Problem details
Locate all lines with the word "label" and copy them out.

Exercise inputs
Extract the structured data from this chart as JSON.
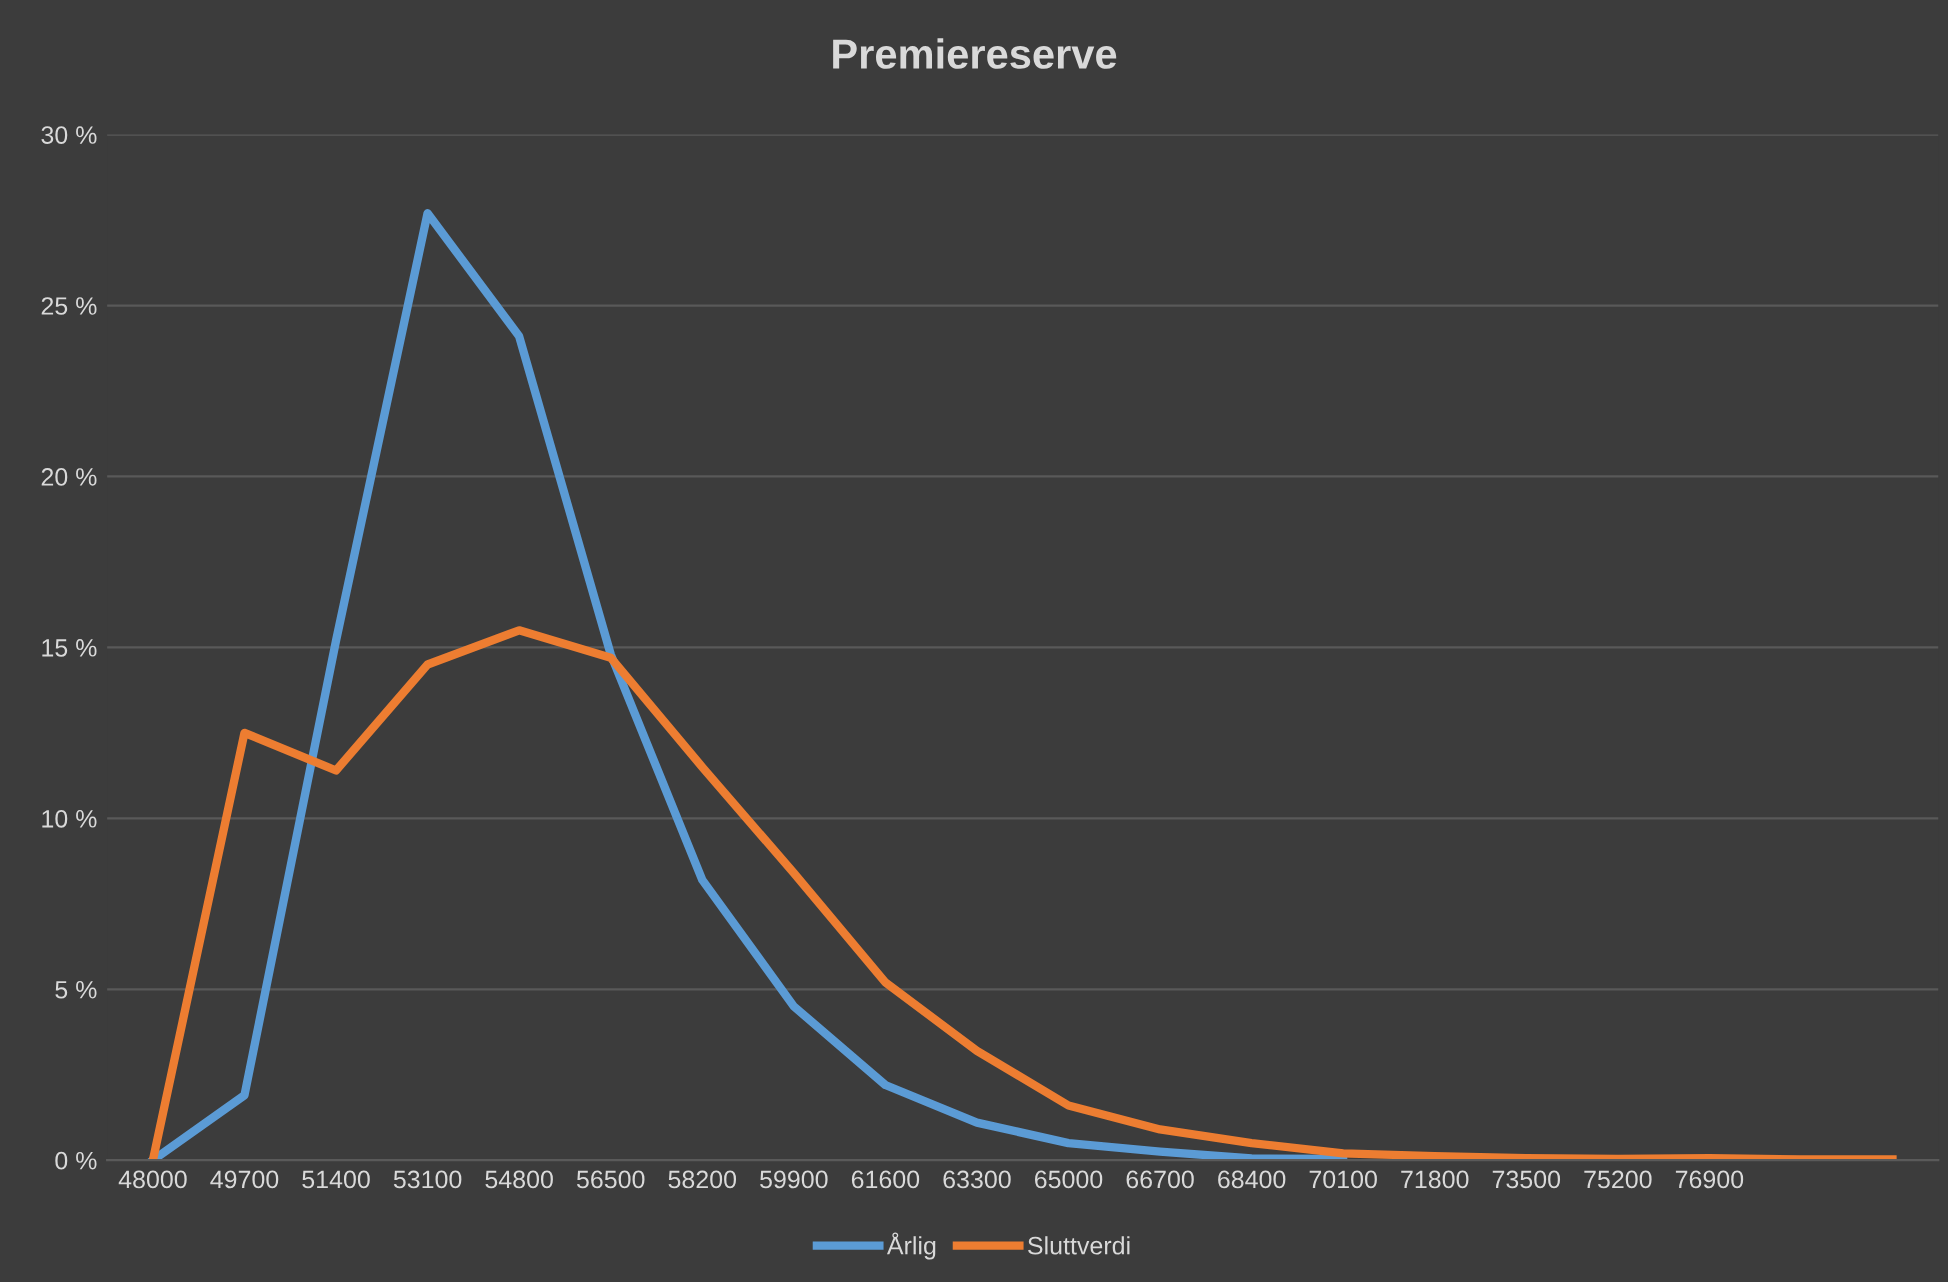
{
  "chart_data": {
    "type": "line",
    "title": "Premiereserve",
    "categories": [
      "48000",
      "49700",
      "51400",
      "53100",
      "54800",
      "56500",
      "58200",
      "59900",
      "61600",
      "63300",
      "65000",
      "66700",
      "68400",
      "70100",
      "71800",
      "73500",
      "75200",
      "76900",
      null,
      null
    ],
    "series": [
      {
        "name": "Årlig",
        "color": "#5b9bd5",
        "values": [
          0,
          1.9,
          15.2,
          27.7,
          24.1,
          14.8,
          8.2,
          4.5,
          2.2,
          1.1,
          0.5,
          0.25,
          0.05,
          0.04,
          null,
          null,
          null,
          null,
          null,
          null
        ]
      },
      {
        "name": "Sluttverdi",
        "color": "#ed7d31",
        "values": [
          0,
          12.5,
          11.4,
          14.5,
          15.5,
          14.7,
          11.5,
          8.4,
          5.2,
          3.2,
          1.6,
          0.9,
          0.5,
          0.2,
          0.12,
          0.06,
          0.04,
          0.06,
          0.02,
          0.02
        ]
      }
    ],
    "ylim": [
      0,
      30
    ],
    "yticks": [
      {
        "value": 0,
        "label": "0 %"
      },
      {
        "value": 5,
        "label": "5 %"
      },
      {
        "value": 10,
        "label": "10 %"
      },
      {
        "value": 15,
        "label": "15 %"
      },
      {
        "value": 20,
        "label": "20 %"
      },
      {
        "value": 25,
        "label": "25 %"
      },
      {
        "value": 30,
        "label": "30 %"
      }
    ],
    "grid": "y",
    "legend": "bottom",
    "marker": "none",
    "line_style": "solid"
  }
}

Response to this exercise
        "label": "0 %"
        "label": "5 %"
        "label": "10 %"
        "label": "15 %"
        "label": "20 %"
        "label": "25 %"
        "label": "30 %"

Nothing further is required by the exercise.